• **PROVIDED INFORMATION**
##############################

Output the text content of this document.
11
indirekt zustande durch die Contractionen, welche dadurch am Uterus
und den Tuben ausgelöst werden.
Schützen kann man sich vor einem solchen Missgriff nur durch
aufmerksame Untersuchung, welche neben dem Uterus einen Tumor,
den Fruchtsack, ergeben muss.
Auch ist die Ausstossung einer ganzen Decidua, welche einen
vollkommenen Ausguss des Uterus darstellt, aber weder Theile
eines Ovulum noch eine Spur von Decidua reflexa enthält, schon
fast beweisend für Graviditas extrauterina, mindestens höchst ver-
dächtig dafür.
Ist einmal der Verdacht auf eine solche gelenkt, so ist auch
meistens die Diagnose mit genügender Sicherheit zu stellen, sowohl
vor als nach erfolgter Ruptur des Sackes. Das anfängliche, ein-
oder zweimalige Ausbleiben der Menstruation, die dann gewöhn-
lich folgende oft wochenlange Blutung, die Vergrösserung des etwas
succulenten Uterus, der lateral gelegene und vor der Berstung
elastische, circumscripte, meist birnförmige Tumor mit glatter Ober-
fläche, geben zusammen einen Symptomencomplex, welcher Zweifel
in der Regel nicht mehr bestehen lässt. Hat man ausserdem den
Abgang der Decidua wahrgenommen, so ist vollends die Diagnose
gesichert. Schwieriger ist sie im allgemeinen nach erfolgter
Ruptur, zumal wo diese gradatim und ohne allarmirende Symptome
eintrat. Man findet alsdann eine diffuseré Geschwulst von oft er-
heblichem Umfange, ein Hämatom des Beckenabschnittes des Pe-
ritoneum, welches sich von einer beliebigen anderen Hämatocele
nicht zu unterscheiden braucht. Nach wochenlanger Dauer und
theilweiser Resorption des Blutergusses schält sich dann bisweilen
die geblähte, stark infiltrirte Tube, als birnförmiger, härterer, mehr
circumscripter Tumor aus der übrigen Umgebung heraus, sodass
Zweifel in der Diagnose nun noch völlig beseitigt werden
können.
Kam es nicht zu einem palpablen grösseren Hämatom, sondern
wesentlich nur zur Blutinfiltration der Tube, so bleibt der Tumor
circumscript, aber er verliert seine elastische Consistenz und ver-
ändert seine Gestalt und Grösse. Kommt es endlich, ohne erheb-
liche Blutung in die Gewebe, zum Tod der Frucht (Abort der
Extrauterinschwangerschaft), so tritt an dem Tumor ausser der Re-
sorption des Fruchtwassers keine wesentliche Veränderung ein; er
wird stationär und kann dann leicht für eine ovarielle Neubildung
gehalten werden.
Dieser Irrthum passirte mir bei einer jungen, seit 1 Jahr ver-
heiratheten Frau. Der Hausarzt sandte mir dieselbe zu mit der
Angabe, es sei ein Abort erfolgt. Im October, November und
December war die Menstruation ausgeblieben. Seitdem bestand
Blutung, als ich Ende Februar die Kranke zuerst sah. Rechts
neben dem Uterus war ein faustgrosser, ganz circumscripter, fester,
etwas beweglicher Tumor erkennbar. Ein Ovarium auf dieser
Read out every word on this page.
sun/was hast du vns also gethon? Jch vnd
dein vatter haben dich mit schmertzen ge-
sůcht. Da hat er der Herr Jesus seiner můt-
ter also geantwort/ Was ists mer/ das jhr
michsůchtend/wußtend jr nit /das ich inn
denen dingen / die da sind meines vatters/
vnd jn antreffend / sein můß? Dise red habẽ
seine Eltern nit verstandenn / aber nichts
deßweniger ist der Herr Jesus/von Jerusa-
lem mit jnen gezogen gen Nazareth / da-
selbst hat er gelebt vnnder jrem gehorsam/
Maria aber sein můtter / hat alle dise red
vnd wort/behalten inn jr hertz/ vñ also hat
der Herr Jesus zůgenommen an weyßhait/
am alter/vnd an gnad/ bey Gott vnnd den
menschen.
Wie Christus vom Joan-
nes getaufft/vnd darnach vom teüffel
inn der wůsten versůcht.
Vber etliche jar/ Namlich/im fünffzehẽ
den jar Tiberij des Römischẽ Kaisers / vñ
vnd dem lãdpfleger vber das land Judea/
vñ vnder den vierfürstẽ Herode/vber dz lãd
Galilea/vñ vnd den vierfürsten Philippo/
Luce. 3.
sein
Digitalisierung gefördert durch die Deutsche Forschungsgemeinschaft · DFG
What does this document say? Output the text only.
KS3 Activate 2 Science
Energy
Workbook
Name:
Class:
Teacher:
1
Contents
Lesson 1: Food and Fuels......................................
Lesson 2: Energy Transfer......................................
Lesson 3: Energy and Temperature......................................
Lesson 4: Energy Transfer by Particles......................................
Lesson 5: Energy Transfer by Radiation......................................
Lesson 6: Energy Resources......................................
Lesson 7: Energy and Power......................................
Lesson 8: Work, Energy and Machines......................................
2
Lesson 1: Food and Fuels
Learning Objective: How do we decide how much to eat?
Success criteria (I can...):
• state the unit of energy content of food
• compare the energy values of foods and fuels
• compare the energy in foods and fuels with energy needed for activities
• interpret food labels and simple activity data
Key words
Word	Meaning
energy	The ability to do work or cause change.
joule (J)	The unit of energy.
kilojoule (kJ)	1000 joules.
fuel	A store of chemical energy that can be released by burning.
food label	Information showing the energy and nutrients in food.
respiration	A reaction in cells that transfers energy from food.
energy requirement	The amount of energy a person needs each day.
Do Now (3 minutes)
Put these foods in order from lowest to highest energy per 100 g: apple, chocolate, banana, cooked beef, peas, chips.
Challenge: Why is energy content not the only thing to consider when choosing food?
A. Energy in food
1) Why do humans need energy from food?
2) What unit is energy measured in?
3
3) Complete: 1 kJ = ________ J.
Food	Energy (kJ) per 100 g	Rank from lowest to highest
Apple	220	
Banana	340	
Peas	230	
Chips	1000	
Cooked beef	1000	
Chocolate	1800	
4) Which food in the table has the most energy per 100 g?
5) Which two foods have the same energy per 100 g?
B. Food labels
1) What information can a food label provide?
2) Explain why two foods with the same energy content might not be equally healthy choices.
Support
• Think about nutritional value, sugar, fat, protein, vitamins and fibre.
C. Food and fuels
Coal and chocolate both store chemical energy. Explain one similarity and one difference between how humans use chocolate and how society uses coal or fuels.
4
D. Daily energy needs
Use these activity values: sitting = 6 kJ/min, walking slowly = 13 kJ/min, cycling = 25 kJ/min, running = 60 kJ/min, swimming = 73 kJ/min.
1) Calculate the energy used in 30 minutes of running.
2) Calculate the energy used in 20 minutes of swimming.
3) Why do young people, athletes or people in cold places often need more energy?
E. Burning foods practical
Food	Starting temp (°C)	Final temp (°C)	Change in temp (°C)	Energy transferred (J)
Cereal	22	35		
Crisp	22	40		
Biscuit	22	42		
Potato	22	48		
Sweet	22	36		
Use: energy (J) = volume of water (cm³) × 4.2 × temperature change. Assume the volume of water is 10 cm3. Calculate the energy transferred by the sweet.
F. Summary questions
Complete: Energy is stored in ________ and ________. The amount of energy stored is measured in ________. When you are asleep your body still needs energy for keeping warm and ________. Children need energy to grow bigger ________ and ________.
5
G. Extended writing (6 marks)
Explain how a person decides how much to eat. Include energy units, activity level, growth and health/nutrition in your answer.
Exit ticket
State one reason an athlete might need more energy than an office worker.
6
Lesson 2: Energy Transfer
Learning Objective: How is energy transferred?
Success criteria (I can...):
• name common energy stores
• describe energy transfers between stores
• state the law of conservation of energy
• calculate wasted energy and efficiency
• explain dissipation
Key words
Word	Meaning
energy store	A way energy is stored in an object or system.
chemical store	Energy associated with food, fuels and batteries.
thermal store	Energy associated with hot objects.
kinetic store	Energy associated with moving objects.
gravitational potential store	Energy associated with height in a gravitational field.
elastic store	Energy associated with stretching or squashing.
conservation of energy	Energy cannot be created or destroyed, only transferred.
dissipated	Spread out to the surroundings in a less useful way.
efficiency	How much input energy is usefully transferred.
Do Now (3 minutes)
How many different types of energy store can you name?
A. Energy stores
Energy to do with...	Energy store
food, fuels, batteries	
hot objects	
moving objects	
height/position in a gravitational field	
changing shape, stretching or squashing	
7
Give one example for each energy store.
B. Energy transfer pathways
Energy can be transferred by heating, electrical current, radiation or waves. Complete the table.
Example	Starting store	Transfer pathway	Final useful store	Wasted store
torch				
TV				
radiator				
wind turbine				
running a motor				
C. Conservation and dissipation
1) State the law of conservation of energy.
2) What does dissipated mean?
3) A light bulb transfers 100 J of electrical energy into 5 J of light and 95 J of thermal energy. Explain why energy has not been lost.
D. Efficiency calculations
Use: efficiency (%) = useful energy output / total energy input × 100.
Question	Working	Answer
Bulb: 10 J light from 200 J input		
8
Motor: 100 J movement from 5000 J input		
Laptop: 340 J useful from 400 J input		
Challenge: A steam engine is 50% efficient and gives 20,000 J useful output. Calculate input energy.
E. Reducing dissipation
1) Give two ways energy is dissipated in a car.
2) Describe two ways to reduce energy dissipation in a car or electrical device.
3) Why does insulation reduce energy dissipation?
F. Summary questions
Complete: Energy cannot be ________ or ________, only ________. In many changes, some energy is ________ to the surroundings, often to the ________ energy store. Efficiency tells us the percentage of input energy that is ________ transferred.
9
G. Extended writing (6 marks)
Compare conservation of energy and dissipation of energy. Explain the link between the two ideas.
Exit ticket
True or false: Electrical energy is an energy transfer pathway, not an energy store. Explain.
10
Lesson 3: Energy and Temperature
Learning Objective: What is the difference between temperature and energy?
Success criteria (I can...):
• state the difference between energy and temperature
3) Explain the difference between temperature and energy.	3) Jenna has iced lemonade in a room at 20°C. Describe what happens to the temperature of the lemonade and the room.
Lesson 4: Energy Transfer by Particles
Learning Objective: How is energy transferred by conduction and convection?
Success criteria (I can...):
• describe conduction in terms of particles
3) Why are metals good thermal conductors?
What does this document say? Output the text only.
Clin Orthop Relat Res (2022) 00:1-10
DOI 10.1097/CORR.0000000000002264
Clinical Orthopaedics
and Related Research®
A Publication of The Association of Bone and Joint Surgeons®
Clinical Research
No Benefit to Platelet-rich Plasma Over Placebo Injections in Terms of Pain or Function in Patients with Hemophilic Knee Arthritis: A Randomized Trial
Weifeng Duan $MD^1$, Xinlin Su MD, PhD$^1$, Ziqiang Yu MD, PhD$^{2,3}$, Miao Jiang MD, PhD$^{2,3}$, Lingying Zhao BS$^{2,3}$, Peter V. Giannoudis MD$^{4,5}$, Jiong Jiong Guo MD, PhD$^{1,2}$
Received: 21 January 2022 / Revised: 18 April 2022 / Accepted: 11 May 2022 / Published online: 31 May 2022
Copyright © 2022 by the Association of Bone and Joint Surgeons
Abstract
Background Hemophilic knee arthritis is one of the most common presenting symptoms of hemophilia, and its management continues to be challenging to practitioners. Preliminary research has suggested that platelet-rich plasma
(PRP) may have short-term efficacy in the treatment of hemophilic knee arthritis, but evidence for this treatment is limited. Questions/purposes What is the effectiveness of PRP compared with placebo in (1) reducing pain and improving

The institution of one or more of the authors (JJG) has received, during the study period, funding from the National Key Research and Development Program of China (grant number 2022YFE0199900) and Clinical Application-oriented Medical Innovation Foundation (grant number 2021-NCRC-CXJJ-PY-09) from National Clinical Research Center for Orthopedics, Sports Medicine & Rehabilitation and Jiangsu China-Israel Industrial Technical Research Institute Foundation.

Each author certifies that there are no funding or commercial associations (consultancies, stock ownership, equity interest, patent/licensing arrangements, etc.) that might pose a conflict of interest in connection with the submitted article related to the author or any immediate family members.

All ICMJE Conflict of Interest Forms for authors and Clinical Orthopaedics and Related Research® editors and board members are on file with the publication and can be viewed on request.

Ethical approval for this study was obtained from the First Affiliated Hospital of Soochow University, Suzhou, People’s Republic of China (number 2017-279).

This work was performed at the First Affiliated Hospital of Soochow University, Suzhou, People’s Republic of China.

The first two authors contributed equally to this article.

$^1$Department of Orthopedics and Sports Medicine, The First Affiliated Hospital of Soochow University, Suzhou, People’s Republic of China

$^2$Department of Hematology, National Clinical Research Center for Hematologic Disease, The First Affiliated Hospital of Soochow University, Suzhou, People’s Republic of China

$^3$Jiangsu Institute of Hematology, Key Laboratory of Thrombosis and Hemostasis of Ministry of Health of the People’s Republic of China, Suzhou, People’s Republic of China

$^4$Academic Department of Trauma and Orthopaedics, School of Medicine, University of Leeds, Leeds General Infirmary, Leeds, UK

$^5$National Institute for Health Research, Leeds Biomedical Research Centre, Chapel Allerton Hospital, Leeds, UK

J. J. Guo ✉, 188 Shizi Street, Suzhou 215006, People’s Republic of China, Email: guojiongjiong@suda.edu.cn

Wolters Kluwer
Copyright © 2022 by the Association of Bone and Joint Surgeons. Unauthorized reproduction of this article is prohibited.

##############################

• **THE PROBLEM**
Your answer should be a single number, namely how many lines of the data above hold "input".

• **ANSWER BOX**
7